■ What the exercise asks ■
Records follow. Pull out every line that contains "Cheddar".

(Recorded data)
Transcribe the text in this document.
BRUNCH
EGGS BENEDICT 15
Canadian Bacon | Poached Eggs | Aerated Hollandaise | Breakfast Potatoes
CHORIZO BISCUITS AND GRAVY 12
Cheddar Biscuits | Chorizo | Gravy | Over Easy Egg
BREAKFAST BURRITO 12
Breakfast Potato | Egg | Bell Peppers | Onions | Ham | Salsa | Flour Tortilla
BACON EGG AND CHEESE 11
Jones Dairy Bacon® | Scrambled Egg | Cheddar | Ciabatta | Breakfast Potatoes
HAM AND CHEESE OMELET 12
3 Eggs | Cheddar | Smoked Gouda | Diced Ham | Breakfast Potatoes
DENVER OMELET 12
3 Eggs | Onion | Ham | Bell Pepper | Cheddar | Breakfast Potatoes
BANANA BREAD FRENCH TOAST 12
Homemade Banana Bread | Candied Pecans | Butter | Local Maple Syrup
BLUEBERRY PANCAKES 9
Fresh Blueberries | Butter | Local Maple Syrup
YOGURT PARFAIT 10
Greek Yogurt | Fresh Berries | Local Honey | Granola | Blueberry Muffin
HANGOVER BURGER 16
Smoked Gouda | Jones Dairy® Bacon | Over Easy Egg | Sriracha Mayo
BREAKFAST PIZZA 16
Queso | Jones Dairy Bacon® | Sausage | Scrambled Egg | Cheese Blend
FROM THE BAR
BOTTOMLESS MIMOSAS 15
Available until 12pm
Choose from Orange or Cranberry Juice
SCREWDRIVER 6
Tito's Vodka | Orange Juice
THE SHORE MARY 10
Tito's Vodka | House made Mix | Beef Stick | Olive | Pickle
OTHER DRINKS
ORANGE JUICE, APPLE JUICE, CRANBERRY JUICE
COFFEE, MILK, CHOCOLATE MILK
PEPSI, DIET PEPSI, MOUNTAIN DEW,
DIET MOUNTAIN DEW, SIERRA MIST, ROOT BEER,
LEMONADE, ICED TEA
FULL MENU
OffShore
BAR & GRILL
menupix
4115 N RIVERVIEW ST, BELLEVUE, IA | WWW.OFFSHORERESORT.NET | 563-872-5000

■ Answer to this problem ■
Cheddar Biscuits | Chorizo | Gravy | Over Easy Egg
Jones Dairy Bacon® | Scrambled Egg | Cheddar | Ciabatta | Breakfast Potatoes
3 Eggs | Cheddar | Smoked Gouda | Diced Ham | Breakfast Potatoes
3 Eggs | Onion | Ham | Bell Pepper | Cheddar | Breakfast Potatoes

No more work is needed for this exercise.